## REQUEST
Copy out all the lines where "title" shows up.

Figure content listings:
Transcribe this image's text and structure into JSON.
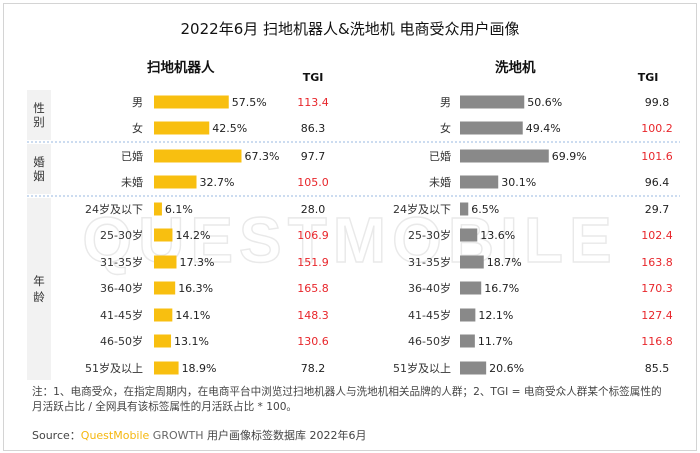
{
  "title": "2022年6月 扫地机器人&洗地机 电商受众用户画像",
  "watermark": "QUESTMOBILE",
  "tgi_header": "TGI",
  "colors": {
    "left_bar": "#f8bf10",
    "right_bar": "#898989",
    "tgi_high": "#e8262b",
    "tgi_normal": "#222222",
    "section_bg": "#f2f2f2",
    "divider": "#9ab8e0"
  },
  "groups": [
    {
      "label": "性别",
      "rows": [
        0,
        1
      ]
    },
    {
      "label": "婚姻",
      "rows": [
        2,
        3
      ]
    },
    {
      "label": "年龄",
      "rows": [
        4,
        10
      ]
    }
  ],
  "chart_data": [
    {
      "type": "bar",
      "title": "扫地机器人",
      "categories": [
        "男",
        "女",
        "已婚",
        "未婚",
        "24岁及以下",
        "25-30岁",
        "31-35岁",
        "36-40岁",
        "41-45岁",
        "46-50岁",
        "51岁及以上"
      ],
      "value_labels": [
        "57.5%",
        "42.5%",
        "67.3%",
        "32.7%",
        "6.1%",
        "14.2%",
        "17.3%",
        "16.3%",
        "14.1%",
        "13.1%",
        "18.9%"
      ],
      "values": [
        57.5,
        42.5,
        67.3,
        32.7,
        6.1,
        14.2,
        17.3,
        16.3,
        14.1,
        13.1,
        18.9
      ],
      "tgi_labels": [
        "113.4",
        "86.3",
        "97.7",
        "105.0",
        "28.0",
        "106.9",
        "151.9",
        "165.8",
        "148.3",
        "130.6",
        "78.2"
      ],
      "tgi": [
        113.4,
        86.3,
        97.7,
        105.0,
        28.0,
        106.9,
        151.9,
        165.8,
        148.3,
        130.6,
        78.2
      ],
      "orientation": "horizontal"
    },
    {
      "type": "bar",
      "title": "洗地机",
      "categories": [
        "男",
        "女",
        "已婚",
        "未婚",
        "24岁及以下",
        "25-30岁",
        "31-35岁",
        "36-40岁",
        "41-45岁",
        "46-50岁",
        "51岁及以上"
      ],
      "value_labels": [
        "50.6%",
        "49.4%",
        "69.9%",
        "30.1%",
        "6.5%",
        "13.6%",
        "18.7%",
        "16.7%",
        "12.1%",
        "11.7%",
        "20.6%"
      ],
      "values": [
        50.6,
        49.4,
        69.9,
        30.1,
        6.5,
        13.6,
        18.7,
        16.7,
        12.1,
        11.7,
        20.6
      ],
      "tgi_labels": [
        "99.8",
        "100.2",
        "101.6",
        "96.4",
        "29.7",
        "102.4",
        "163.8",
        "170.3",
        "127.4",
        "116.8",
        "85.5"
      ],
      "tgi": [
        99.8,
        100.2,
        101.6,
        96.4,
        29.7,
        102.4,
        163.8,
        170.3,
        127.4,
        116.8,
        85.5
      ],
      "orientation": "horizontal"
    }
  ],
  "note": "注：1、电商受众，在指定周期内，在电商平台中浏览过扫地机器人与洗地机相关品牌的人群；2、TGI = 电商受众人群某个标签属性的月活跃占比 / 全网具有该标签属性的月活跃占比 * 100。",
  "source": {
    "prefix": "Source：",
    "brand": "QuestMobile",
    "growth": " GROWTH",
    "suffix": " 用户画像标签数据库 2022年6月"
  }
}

## TASK SOLUTION
  "title": "2022年6月 扫地机器人&洗地机 电商受众用户画像",
      "title": "扫地机器人",
      "title": "洗地机",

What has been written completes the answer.